§ WHAT IS ASKED: Going through the material below, please gather all lines with the word "points" in them.

** start **

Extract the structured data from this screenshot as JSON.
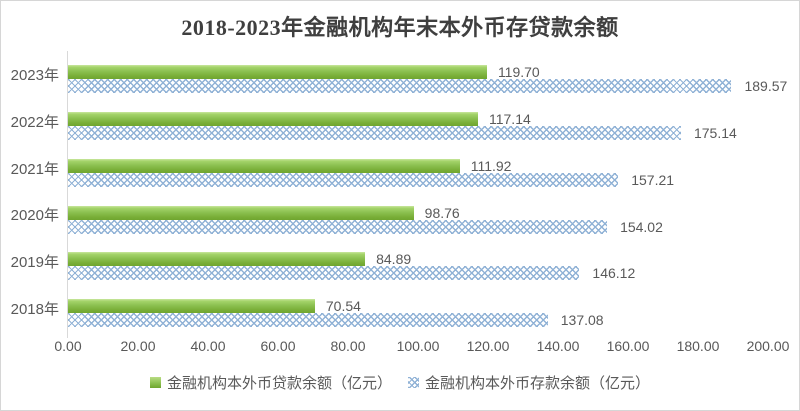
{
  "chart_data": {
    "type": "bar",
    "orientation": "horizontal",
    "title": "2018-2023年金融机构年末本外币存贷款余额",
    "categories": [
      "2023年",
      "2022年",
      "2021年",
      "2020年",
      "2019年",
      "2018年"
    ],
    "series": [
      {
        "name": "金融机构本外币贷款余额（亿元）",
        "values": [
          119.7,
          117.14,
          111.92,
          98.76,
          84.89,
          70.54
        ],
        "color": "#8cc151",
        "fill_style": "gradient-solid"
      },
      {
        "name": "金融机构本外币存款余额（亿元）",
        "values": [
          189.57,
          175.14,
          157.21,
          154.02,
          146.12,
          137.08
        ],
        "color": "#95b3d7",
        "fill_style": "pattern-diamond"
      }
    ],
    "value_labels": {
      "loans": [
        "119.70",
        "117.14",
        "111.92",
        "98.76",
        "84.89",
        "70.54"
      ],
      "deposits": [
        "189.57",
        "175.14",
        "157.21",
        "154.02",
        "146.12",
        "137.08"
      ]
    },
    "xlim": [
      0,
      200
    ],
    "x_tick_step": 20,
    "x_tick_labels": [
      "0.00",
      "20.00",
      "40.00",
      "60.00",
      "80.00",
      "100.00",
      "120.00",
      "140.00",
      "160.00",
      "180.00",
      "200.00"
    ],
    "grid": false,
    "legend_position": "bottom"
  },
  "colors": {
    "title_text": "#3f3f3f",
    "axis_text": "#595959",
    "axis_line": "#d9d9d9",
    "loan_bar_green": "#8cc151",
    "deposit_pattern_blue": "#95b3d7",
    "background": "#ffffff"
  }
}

** end **
** start **

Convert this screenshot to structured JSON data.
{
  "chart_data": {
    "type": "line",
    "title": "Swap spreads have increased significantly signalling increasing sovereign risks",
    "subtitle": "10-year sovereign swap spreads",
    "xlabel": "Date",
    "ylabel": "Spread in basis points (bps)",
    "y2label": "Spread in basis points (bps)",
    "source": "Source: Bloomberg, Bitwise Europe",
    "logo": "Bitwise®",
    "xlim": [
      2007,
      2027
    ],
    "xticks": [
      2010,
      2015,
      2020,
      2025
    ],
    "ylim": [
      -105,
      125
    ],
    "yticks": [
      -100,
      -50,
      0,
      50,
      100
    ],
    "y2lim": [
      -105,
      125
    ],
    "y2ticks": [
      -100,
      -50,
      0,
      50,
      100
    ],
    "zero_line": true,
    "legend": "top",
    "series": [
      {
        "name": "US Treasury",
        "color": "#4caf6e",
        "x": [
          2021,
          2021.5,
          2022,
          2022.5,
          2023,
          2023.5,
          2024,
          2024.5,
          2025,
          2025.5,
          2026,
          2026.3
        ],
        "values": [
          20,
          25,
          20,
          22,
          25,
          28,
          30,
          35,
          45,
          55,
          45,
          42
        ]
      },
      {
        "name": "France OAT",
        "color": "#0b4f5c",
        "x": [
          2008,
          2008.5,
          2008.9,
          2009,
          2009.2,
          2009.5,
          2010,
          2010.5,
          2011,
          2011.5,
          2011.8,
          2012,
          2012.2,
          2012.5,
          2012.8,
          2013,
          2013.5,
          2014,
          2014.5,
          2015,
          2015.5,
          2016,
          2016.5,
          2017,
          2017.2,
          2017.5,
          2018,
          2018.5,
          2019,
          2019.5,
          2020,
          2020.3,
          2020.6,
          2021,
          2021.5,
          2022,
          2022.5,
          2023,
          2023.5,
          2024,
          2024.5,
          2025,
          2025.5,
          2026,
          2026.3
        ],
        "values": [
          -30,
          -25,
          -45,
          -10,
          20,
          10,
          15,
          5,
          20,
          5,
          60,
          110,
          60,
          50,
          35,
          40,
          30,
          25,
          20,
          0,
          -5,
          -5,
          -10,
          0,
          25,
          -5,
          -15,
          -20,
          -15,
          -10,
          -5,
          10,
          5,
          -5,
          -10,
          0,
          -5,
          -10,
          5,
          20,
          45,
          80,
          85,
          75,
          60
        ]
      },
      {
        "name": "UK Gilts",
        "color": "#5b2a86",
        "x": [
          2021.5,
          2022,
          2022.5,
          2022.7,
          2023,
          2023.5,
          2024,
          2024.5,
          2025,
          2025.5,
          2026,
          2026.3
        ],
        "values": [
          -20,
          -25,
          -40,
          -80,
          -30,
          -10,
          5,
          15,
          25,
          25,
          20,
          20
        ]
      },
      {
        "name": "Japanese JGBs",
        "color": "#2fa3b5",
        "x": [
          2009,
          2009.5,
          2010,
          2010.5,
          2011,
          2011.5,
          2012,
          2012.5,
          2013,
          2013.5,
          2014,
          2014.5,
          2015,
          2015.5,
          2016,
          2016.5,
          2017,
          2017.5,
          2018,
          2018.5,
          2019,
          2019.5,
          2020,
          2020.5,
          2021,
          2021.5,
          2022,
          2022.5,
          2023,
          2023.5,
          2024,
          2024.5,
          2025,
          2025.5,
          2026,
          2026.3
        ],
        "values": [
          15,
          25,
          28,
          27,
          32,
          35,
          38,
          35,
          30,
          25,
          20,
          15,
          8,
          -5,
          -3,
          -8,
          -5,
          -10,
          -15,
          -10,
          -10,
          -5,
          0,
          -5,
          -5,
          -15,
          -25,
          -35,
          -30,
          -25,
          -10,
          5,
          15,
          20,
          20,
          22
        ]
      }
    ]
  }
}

** end **

§ FULL RESPONSE:
    "ylabel": "Spread in basis points (bps)",
    "y2label": "Spread in basis points (bps)",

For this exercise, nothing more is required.